> Request:
Copy out every line exactly as given.

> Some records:

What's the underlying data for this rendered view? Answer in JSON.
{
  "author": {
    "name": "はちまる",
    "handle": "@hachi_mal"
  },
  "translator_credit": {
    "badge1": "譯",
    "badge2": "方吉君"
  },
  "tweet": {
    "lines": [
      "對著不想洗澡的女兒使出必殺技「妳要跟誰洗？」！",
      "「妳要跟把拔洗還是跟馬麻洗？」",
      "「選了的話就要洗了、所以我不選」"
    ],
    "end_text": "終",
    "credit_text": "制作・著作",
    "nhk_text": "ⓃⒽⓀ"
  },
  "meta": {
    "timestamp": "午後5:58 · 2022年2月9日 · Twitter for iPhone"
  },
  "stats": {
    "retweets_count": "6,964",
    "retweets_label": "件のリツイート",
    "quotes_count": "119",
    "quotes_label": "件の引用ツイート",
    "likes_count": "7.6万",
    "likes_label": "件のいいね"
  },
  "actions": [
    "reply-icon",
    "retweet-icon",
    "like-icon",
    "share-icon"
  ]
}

> Finished answer:
What's the underlying data for this rendered view? Answer in JSON.
{
  "author": {
    "name": "はちまる",
    "handle": "@hachi_mal"
  },
  "translator_credit": {
    "badge1": "譯",
    "badge2": "方吉君"
  },
  "tweet": {
    "lines": [
      "對著不想洗澡的女兒使出必殺技「妳要跟誰洗？」！",
      "「妳要跟把拔洗還是跟馬麻洗？」",
      "「選了的話就要洗了、所以我不選」"
    ],
    "end_text": "終",
    "credit_text": "制作・著作",
    "nhk_text": "ⓃⒽⓀ"
  },
  "meta": {
    "timestamp": "午後5:58 · 2022年2月9日 · Twitter for iPhone"
  },
  "stats": {
    "retweets_count": "6,964",
    "retweets_label": "件のリツイート",
    "quotes_count": "119",
    "quotes_label": "件の引用ツイート",
    "likes_count": "7.6万",
    "likes_label": "件のいいね"
  },
  "actions": [
    "reply-icon",
    "retweet-icon",
    "like-icon",
    "share-icon"
  ]
}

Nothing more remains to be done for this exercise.